** BEGIN DATASET RECORDS **

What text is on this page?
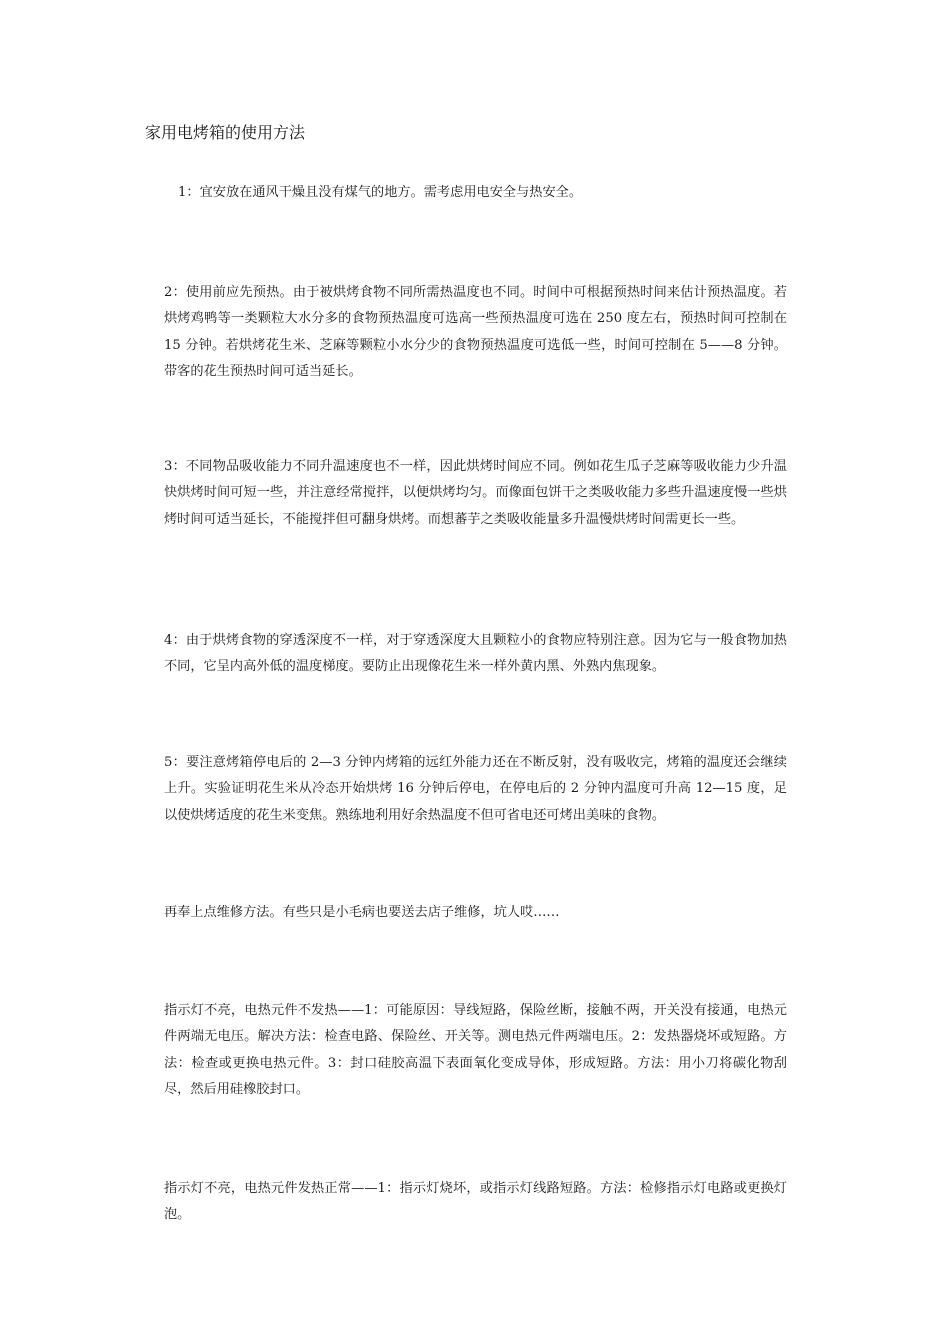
家用电烤箱的使用方法

1：宜安放在通风干燥且没有煤气的地方。需考虑用电安全与热安全。

2：使用前应先预热。由于被烘烤食物不同所需热温度也不同。时间中可根据预热时间来估计预热温度。若烘烤鸡鸭等一类颗粒大水分多的食物预热温度可选高一些预热温度可选在 250 度左右，预热时间可控制在 15 分钟。若烘烤花生米、芝麻等颗粒小水分少的食物预热温度可选低一些，时间可控制在 5——8 分钟。带客的花生预热时间可适当延长。

3：不同物品吸收能力不同升温速度也不一样，因此烘烤时间应不同。例如花生瓜子芝麻等吸收能力少升温快烘烤时间可短一些，并注意经常搅拌，以便烘烤均匀。而像面包饼干之类吸收能力多些升温速度慢一些烘烤时间可适当延长，不能搅拌但可翻身烘烤。而想蕃芋之类吸收能量多升温慢烘烤时间需更长一些。

4：由于烘烤食物的穿透深度不一样，对于穿透深度大且颗粒小的食物应特别注意。因为它与一般食物加热不同，它呈内高外低的温度梯度。要防止出现像花生米一样外黄内黑、外熟内焦现象。

5：要注意烤箱停电后的 2—3 分钟内烤箱的远红外能力还在不断反射，没有吸收完，烤箱的温度还会继续上升。实验证明花生米从冷态开始烘烤 16 分钟后停电，在停电后的 2 分钟内温度可升高 12—15 度，足以使烘烤适度的花生米变焦。熟练地利用好余热温度不但可省电还可烤出美味的食物。

再奉上点维修方法。有些只是小毛病也要送去店子维修，坑人哎……

指示灯不亮，电热元件不发热——1：可能原因：导线短路，保险丝断，接触不两，开关没有接通，电热元件两端无电压。解决方法：检查电路、保险丝、开关等。测电热元件两端电压。2：发热器烧坏或短路。方法：检查或更换电热元件。3：封口硅胶高温下表面氧化变成导体，形成短路。方法：用小刀将碳化物刮尽，然后用硅橡胶封口。

指示灯不亮，电热元件发热正常——1：指示灯烧坏，或指示灯线路短路。方法：检修指示灯电路或更换灯泡。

** END DATASET RECORDS **

- [GIVEN TASK]:
Copy out the lines in which the string "指示灯不亮" appears.

- [RESPONSE TO THIS TASK]:
指示灯不亮，电热元件不发热——1：可能原因：导线短路，保险丝断，接触不两，开关没有接通，电热元件两端无电压。解决方法：检查电路、保险丝、开关等。测电热元件两端电压。2：发热器烧坏或短路。方法：检查或更换电热元件。3：封口硅胶高温下表面氧化变成导体，形成短路。方法：用小刀将碳化物刮尽，然后用硅橡胶封口。
指示灯不亮，电热元件发热正常——1：指示灯烧坏，或指示灯线路短路。方法：检修指示灯电路或更换灯泡。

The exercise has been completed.